OBJECTIVE> Go through the records underneath and count the lines that include the string "健康保険". Give nothing but the number.

INPUT ROWS>
★ ★ ★ ★

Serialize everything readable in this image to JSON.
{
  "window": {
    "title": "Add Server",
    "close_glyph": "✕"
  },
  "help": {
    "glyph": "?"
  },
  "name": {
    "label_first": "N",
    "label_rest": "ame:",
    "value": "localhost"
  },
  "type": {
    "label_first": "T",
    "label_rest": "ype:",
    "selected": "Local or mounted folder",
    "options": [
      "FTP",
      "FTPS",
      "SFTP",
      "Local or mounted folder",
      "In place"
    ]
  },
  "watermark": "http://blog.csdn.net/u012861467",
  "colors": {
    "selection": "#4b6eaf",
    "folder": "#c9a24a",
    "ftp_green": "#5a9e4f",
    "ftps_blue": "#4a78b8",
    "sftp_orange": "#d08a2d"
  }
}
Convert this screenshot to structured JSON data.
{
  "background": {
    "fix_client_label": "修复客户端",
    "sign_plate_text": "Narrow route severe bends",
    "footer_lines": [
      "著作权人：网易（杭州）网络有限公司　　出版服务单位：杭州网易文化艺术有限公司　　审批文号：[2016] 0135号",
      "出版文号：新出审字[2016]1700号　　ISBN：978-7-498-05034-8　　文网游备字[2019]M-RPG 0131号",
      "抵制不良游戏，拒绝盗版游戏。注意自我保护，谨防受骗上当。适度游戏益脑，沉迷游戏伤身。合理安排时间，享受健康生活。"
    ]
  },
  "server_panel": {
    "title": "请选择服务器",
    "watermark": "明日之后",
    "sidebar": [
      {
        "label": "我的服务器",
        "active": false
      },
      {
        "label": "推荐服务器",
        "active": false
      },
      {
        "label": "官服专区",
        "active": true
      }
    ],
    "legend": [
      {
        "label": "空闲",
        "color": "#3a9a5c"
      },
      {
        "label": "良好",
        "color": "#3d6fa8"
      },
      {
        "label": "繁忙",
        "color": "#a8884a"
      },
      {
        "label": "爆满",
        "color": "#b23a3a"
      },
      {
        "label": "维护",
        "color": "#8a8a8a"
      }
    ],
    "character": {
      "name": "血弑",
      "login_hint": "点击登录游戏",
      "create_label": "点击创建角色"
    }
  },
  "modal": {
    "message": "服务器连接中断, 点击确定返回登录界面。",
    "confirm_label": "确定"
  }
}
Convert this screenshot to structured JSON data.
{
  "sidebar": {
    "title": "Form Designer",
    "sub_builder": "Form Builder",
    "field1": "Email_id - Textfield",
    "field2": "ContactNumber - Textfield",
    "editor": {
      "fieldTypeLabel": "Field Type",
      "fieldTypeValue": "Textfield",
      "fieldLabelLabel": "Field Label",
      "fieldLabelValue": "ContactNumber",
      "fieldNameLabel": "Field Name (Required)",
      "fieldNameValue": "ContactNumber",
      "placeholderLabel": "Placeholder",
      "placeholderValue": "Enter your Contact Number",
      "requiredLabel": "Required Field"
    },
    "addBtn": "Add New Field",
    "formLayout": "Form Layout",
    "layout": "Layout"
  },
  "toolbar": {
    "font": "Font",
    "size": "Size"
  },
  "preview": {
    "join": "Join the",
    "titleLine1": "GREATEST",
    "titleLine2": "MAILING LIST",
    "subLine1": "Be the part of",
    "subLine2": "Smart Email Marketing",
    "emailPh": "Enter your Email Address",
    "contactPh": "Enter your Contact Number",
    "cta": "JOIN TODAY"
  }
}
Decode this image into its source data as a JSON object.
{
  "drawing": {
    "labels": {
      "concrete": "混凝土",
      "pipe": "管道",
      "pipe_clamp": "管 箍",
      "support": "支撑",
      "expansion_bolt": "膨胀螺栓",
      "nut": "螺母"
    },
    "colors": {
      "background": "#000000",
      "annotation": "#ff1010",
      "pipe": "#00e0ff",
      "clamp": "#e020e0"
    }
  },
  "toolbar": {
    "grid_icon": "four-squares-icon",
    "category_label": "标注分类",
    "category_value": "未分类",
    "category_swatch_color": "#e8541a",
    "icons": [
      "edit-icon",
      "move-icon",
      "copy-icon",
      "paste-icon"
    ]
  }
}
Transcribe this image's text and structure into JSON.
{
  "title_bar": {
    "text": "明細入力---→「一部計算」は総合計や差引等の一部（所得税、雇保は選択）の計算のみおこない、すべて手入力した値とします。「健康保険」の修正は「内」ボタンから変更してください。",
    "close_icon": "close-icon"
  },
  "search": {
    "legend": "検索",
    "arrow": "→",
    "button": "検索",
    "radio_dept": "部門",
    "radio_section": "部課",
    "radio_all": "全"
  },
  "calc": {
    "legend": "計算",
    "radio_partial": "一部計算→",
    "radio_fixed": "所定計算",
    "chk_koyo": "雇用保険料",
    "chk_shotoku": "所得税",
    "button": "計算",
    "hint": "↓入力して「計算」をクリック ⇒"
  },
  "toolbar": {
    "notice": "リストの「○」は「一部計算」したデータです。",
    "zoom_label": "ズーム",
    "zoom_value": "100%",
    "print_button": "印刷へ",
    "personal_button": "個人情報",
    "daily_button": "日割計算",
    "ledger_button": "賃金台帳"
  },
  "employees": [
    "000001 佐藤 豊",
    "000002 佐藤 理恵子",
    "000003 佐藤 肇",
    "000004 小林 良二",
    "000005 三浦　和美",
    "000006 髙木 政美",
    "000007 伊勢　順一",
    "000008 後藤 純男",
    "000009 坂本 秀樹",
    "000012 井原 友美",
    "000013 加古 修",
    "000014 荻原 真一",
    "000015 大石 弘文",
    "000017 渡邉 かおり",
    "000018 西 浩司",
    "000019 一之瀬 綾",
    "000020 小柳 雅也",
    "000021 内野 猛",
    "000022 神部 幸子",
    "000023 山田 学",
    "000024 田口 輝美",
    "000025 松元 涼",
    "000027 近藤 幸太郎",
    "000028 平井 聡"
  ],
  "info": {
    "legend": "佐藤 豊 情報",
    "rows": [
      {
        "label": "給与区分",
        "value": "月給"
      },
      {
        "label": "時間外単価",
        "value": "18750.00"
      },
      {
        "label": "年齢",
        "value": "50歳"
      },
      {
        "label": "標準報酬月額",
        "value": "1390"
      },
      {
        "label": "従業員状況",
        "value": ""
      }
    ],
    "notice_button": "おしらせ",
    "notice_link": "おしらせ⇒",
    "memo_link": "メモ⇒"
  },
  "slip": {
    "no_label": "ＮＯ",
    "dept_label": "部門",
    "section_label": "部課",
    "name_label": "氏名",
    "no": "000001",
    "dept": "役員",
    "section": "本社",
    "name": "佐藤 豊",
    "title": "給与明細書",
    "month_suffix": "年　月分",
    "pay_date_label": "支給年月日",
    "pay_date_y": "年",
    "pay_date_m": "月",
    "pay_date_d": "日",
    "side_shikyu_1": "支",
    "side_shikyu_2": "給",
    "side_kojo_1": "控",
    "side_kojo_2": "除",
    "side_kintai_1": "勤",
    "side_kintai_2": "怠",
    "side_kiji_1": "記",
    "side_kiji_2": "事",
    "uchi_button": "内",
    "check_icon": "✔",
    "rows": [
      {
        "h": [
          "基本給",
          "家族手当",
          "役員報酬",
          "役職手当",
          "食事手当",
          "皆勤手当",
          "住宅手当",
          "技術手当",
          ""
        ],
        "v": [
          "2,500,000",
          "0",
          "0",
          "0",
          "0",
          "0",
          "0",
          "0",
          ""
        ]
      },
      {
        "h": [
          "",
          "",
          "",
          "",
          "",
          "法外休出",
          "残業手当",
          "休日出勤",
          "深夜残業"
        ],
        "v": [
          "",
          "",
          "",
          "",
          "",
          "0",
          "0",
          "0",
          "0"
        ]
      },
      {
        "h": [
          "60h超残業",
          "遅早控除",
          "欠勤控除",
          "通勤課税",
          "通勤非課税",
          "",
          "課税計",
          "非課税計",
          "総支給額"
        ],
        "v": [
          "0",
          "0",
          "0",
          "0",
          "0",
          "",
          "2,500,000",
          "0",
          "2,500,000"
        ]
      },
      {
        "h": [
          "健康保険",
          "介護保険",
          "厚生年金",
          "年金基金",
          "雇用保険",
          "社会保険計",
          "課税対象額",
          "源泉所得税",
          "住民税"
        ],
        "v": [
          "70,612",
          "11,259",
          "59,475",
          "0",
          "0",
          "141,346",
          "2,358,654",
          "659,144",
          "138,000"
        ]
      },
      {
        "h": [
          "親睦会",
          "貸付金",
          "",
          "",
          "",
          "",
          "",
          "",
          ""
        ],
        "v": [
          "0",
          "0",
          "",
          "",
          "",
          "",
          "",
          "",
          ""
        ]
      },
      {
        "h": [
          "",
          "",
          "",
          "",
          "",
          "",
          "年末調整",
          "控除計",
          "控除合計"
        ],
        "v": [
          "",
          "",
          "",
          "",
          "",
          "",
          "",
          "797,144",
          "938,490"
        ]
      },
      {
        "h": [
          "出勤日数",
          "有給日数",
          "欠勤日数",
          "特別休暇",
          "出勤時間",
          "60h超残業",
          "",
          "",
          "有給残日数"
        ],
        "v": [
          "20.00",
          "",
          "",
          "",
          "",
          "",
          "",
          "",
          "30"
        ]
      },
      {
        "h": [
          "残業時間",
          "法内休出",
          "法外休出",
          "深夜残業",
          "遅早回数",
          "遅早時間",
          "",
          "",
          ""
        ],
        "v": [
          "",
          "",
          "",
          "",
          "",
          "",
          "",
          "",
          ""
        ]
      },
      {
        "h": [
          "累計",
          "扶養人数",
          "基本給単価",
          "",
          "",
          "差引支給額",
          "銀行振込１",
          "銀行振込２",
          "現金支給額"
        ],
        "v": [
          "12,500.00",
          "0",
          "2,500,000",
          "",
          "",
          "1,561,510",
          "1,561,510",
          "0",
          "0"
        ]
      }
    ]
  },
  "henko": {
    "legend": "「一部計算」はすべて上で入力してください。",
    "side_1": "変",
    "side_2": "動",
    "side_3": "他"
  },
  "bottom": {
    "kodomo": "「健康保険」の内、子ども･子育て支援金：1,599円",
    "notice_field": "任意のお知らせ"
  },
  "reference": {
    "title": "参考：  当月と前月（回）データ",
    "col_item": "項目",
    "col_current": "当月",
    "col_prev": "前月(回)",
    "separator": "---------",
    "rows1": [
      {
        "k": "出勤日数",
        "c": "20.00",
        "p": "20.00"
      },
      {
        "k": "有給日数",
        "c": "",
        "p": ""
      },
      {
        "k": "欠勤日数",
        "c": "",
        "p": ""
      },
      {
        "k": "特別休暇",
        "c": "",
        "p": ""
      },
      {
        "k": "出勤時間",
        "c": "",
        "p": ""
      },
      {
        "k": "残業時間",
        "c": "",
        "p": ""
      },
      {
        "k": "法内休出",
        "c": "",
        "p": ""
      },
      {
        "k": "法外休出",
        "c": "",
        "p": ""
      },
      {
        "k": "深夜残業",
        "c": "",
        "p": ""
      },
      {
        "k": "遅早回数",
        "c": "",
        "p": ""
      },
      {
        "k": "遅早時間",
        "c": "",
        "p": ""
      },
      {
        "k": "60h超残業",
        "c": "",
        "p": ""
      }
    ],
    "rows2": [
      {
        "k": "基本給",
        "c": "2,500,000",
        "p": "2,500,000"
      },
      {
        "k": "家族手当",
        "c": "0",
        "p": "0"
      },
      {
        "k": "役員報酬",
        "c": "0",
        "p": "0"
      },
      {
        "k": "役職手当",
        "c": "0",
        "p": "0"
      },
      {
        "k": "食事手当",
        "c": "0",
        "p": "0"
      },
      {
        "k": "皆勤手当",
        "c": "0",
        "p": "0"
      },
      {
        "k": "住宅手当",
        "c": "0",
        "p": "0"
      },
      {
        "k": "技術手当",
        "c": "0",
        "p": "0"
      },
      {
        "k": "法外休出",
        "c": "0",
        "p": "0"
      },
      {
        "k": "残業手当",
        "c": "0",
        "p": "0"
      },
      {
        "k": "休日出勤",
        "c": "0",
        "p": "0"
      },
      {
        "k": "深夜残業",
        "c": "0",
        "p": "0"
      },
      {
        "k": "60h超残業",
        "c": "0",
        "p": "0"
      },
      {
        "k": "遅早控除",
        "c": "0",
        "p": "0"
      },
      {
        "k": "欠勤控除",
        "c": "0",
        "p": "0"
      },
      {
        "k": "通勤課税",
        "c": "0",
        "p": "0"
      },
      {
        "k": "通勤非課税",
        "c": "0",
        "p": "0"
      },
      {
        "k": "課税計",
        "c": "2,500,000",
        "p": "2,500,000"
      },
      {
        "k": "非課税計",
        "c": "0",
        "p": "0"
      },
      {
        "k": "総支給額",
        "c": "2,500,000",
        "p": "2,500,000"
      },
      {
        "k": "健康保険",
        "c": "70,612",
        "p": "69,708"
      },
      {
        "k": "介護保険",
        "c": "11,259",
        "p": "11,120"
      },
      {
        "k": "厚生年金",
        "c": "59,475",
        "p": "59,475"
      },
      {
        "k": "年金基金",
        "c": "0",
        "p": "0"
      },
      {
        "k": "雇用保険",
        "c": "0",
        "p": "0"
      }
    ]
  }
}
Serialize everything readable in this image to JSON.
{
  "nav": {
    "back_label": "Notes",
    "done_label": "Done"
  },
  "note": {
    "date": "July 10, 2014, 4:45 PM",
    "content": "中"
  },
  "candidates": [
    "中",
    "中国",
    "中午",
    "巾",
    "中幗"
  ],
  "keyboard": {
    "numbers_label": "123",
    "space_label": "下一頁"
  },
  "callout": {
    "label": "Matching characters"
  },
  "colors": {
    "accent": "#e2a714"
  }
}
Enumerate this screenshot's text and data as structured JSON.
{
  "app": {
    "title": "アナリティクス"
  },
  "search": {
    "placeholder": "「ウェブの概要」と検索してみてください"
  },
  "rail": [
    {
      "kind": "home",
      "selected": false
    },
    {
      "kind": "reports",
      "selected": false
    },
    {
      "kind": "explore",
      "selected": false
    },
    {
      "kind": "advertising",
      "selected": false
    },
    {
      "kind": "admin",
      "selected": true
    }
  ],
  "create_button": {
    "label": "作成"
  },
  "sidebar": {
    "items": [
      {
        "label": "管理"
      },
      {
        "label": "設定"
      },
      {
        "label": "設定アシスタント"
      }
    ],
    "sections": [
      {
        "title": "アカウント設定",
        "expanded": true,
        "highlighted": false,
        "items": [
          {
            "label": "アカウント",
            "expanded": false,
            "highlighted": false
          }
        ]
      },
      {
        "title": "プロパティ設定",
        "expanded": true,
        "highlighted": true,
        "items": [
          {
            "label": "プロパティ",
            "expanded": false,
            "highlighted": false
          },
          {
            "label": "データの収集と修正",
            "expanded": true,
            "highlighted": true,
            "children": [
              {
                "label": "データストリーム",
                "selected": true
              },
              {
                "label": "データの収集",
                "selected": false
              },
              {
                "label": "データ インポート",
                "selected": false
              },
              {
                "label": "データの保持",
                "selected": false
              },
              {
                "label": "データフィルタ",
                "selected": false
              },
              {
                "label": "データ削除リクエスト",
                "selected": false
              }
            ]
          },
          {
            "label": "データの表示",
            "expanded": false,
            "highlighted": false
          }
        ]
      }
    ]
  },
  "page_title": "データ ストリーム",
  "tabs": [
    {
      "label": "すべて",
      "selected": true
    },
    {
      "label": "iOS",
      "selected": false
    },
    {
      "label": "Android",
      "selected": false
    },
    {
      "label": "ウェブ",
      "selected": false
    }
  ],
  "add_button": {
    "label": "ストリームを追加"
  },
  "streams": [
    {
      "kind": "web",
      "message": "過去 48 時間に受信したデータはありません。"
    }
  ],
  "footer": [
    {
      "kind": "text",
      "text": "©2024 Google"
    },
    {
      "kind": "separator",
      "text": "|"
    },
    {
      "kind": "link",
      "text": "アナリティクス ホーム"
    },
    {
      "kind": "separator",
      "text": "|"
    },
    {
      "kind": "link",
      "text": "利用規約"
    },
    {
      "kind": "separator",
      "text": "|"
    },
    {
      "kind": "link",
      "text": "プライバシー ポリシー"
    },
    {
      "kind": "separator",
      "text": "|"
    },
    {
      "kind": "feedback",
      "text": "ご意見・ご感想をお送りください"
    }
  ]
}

★ ★ ★ ★

ANSWER TO THIS EXERCISE> 4